### Dataset content
====================
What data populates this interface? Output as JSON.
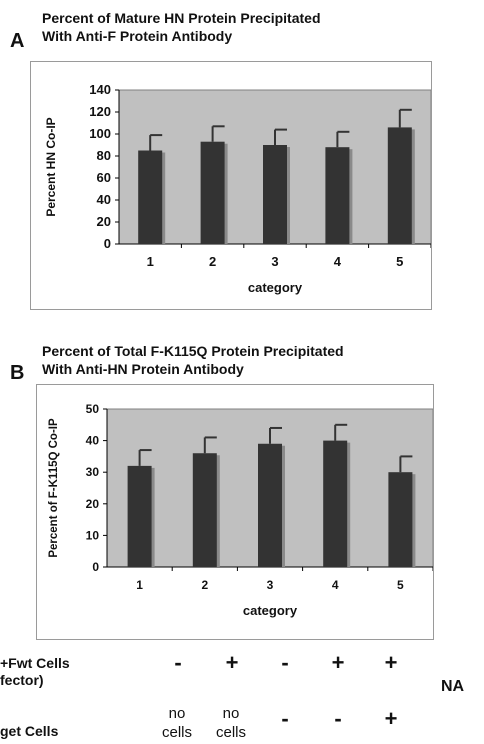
{
  "panels": [
    {
      "letter": "A",
      "title_line1": "Percent of Mature HN Protein Precipitated",
      "title_line2": "With Anti-F Protein Antibody"
    },
    {
      "letter": "B",
      "title_line1": "Percent of Total F-K115Q Protein Precipitated",
      "title_line2": "With Anti-HN Protein Antibody"
    }
  ],
  "chart_data": [
    {
      "type": "bar",
      "categories": [
        "1",
        "2",
        "3",
        "4",
        "5"
      ],
      "values": [
        85,
        93,
        90,
        88,
        106
      ],
      "error_upper": [
        99,
        107,
        104,
        102,
        122
      ],
      "ylabel": "Percent HN Co-IP",
      "xlabel": "category",
      "ylim": [
        0,
        140
      ],
      "yticks": [
        0,
        20,
        40,
        60,
        80,
        100,
        120,
        140
      ],
      "plot_area_color": "#c0c0c0",
      "bar_color": "#333333",
      "grid": false
    },
    {
      "type": "bar",
      "categories": [
        "1",
        "2",
        "3",
        "4",
        "5"
      ],
      "values": [
        32,
        36,
        39,
        40,
        30
      ],
      "error_upper": [
        37,
        41,
        44,
        45,
        35
      ],
      "ylabel": "Percent of F-K115Q  Co-IP",
      "xlabel": "category",
      "ylim": [
        0,
        50
      ],
      "yticks": [
        0,
        10,
        20,
        30,
        40,
        50
      ],
      "plot_area_color": "#c0c0c0",
      "bar_color": "#333333",
      "grid": false
    }
  ],
  "table": {
    "effector_label_line1": "+Fwt Cells",
    "effector_label_line2": "fector)",
    "target_label": "get Cells",
    "effector_values": [
      "-",
      "+",
      "-",
      "+",
      "+"
    ],
    "target_values": [
      {
        "line1": "no",
        "line2": "cells"
      },
      {
        "line1": "no",
        "line2": "cells"
      },
      {
        "line1": "-",
        "line2": ""
      },
      {
        "line1": "-",
        "line2": ""
      },
      {
        "line1": "+",
        "line2": ""
      }
    ],
    "na_label": "NA"
  }
}
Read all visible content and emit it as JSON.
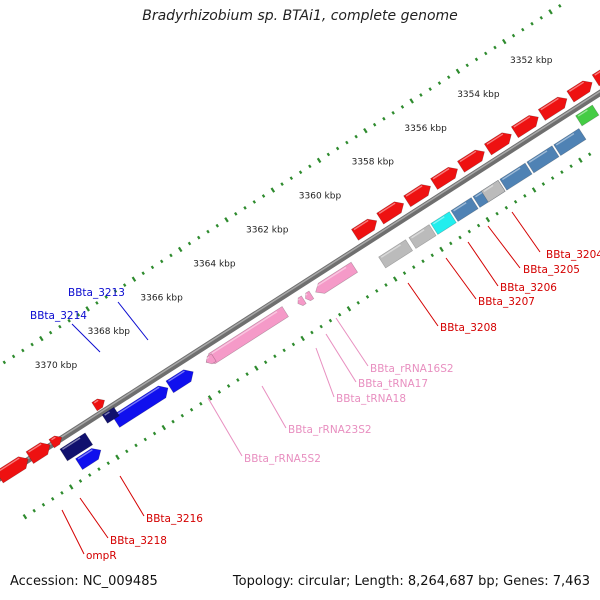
{
  "title": "Bradyrhizobium sp. BTAi1, complete genome",
  "footer": {
    "accession": "Accession: NC_009485",
    "summary": "Topology: circular; Length: 8,264,687 bp; Genes: 7,463"
  },
  "colors": {
    "backbone": "#7a7a7a",
    "tick": "#2e8b2e",
    "red": "#ee1111",
    "blue": "#1010ee",
    "navy": "#10106e",
    "steel": "#4f82b4",
    "cyan": "#22eeee",
    "gray": "#bbbbbb",
    "green": "#44cc44",
    "pink": "#f59ac8",
    "label_blue": "#0a0ad0",
    "label_red": "#d40000",
    "label_pink": "#e88fc0"
  },
  "scale": {
    "unit": "kbp",
    "ticks": [
      {
        "kbp": 3352,
        "label": "3352 kbp"
      },
      {
        "kbp": 3354,
        "label": "3354 kbp"
      },
      {
        "kbp": 3356,
        "label": "3356 kbp"
      },
      {
        "kbp": 3358,
        "label": "3358 kbp"
      },
      {
        "kbp": 3360,
        "label": "3360 kbp"
      },
      {
        "kbp": 3362,
        "label": "3362 kbp"
      },
      {
        "kbp": 3364,
        "label": "3364 kbp"
      },
      {
        "kbp": 3366,
        "label": "3366 kbp"
      },
      {
        "kbp": 3368,
        "label": "3368 kbp"
      },
      {
        "kbp": 3370,
        "label": "3370 kbp"
      }
    ]
  },
  "gene_labels": [
    {
      "name": "BBta_3213",
      "color_key": "label_blue"
    },
    {
      "name": "BBta_3214",
      "color_key": "label_blue"
    },
    {
      "name": "BBta_3204",
      "color_key": "label_red"
    },
    {
      "name": "BBta_3205",
      "color_key": "label_red"
    },
    {
      "name": "BBta_3206",
      "color_key": "label_red"
    },
    {
      "name": "BBta_3207",
      "color_key": "label_red"
    },
    {
      "name": "BBta_3208",
      "color_key": "label_red"
    },
    {
      "name": "BBta_rRNA16S2",
      "color_key": "label_pink"
    },
    {
      "name": "BBta_tRNA17",
      "color_key": "label_pink"
    },
    {
      "name": "BBta_tRNA18",
      "color_key": "label_pink"
    },
    {
      "name": "BBta_rRNA23S2",
      "color_key": "label_pink"
    },
    {
      "name": "BBta_rRNA5S2",
      "color_key": "label_pink"
    },
    {
      "name": "BBta_3216",
      "color_key": "label_red"
    },
    {
      "name": "BBta_3218",
      "color_key": "label_red"
    },
    {
      "name": "ompR",
      "color_key": "label_red"
    }
  ]
}
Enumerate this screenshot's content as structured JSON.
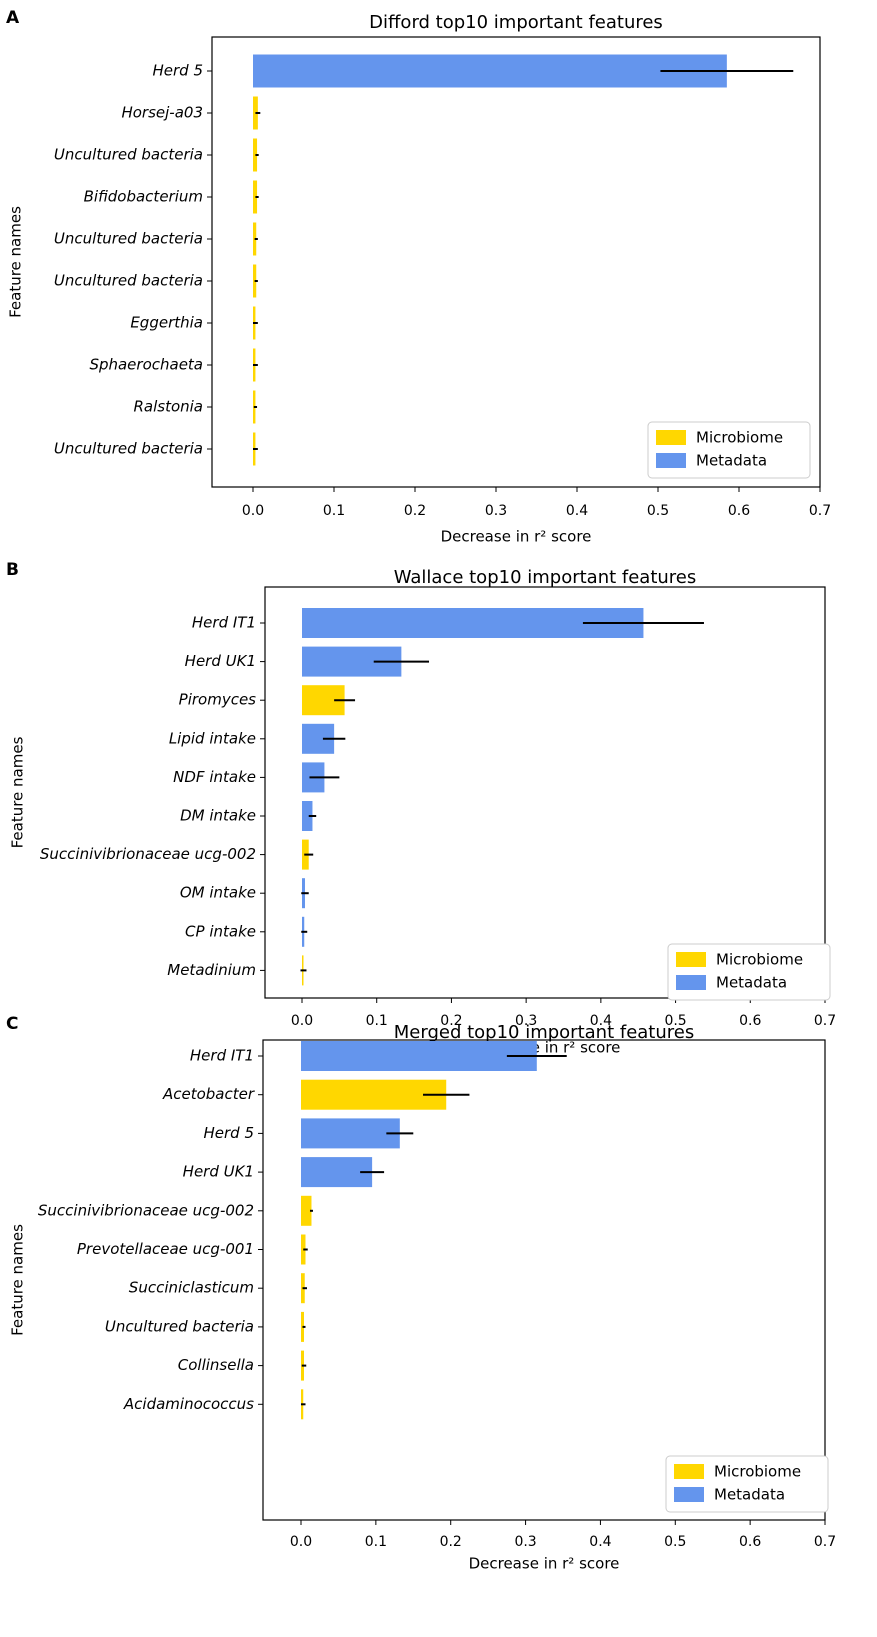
====================
### What to do
Copy, from the material, each line that holds the string "With".

### Response for this exercise
      "title_line2": "With Anti-F Protein Antibody"
      "title_line2": "With Anti-HN Protein Antibody"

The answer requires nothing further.